Exercise brief — Search the listing below for the string "Banknifty" and show each line that contains it.

(Data items)
* START *

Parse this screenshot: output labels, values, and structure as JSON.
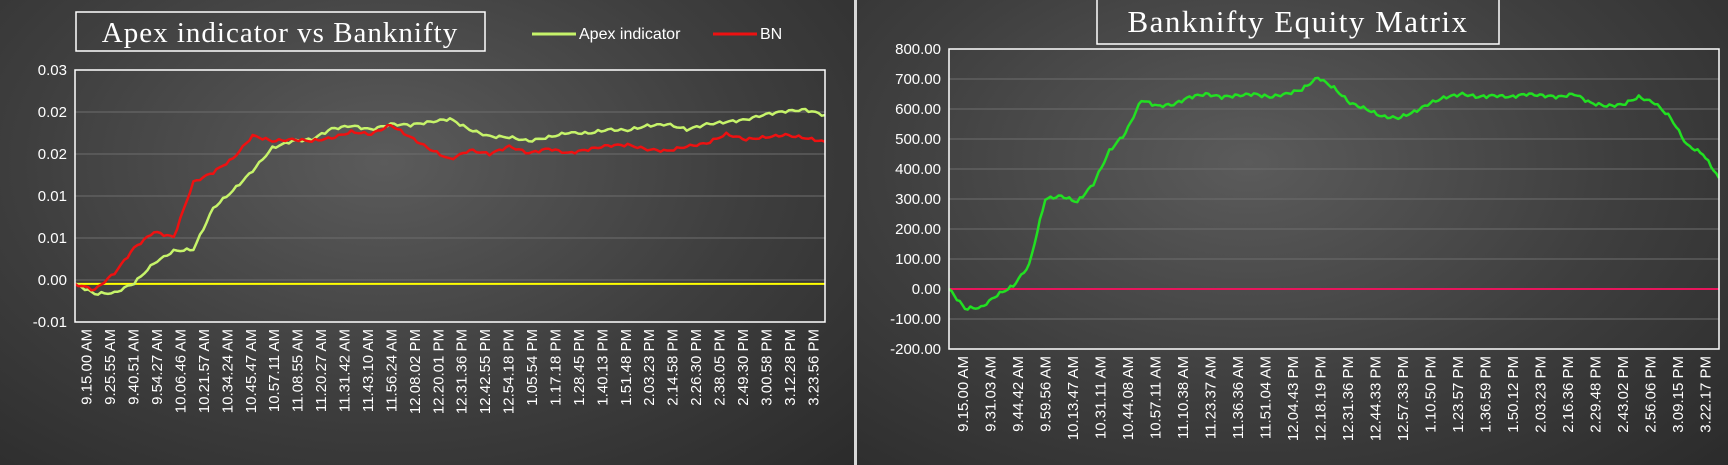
{
  "chart_data": [
    {
      "type": "line",
      "title": "Apex indicator vs Banknifty",
      "xlabel": "",
      "ylabel": "",
      "ylim": [
        -0.005,
        0.028
      ],
      "y_ticks": [
        "0.03",
        "0.02",
        "0.02",
        "0.01",
        "0.01",
        "0.00",
        "-0.01"
      ],
      "x_tick_labels": [
        "9.15.00 AM",
        "9.25.55 AM",
        "9.40.51 AM",
        "9.54.27 AM",
        "10.06.46 AM",
        "10.21.57 AM",
        "10.34.24 AM",
        "10.45.47 AM",
        "10.57.11 AM",
        "11.08.55 AM",
        "11.20.27 AM",
        "11.31.42 AM",
        "11.43.10 AM",
        "11.56.24 AM",
        "12.08.02 PM",
        "12.20.01 PM",
        "12.31.36 PM",
        "12.42.55 PM",
        "12.54.18 PM",
        "1.05.54 PM",
        "1.17.18 PM",
        "1.28.45 PM",
        "1.40.13 PM",
        "1.51.48 PM",
        "2.03.23 PM",
        "2.14.58 PM",
        "2.26.30 PM",
        "2.38.05 PM",
        "2.49.30 PM",
        "3.00.58 PM",
        "3.12.28 PM",
        "3.23.56 PM"
      ],
      "legend_position": "top-right",
      "reference_line": {
        "y": 0,
        "color": "#ffff00"
      },
      "grid": true,
      "series": [
        {
          "name": "Apex indicator",
          "color": "#c6f36a",
          "values": [
            0.0,
            -0.0013,
            -0.0012,
            0.0001,
            0.0027,
            0.0043,
            0.0045,
            0.0099,
            0.0122,
            0.0148,
            0.0178,
            0.0187,
            0.0189,
            0.0203,
            0.0207,
            0.0202,
            0.0209,
            0.0208,
            0.0212,
            0.0216,
            0.0202,
            0.0193,
            0.0192,
            0.0187,
            0.0192,
            0.0198,
            0.0197,
            0.0202,
            0.0201,
            0.0207,
            0.0209,
            0.0202,
            0.0209,
            0.0212,
            0.0215,
            0.0222,
            0.0226,
            0.0228,
            0.0221
          ]
        },
        {
          "name": "BN",
          "color": "#ee1111",
          "values": [
            0.0,
            -0.0008,
            0.0014,
            0.0047,
            0.0068,
            0.0061,
            0.0133,
            0.0146,
            0.0164,
            0.0194,
            0.0187,
            0.0189,
            0.0187,
            0.0191,
            0.0199,
            0.0196,
            0.0208,
            0.0192,
            0.0176,
            0.0163,
            0.0175,
            0.017,
            0.018,
            0.0171,
            0.0177,
            0.0171,
            0.0176,
            0.0181,
            0.0182,
            0.0176,
            0.0174,
            0.018,
            0.0184,
            0.0196,
            0.0189,
            0.0192,
            0.0195,
            0.0191,
            0.0186
          ]
        }
      ]
    },
    {
      "type": "line",
      "title": "Banknifty Equity Matrix",
      "xlabel": "",
      "ylabel": "",
      "ylim": [
        -200,
        800
      ],
      "y_ticks": [
        "800.00",
        "700.00",
        "600.00",
        "500.00",
        "400.00",
        "300.00",
        "200.00",
        "100.00",
        "0.00",
        "-100.00",
        "-200.00"
      ],
      "x_tick_labels": [
        "9.15.00 AM",
        "9.31.03 AM",
        "9.44.42 AM",
        "9.59.56 AM",
        "10.13.47 AM",
        "10.31.11 AM",
        "10.44.08 AM",
        "10.57.11 AM",
        "11.10.38 AM",
        "11.23.37 AM",
        "11.36.36 AM",
        "11.51.04 AM",
        "12.04.43 PM",
        "12.18.19 PM",
        "12.31.36 PM",
        "12.44.33 PM",
        "12.57.33 PM",
        "1.10.50 PM",
        "1.23.57 PM",
        "1.36.59 PM",
        "1.50.12 PM",
        "2.03.23 PM",
        "2.16.36 PM",
        "2.29.48 PM",
        "2.43.02 PM",
        "2.56.06 PM",
        "3.09.15 PM",
        "3.22.17 PM"
      ],
      "reference_line": {
        "y": 0,
        "color": "#e8165c"
      },
      "grid": true,
      "series": [
        {
          "color": "#22e022",
          "values": [
            0,
            -65,
            -62,
            -20,
            10,
            80,
            300,
            310,
            290,
            350,
            460,
            520,
            630,
            610,
            615,
            640,
            650,
            640,
            645,
            650,
            640,
            650,
            665,
            705,
            670,
            620,
            600,
            575,
            570,
            590,
            620,
            640,
            650,
            640,
            645,
            640,
            650,
            645,
            640,
            650,
            620,
            610,
            615,
            640,
            620,
            570,
            480,
            450,
            370
          ]
        }
      ]
    }
  ]
}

* END *

Full output —
      "title": "Apex indicator vs Banknifty",
      "title": "Banknifty Equity Matrix",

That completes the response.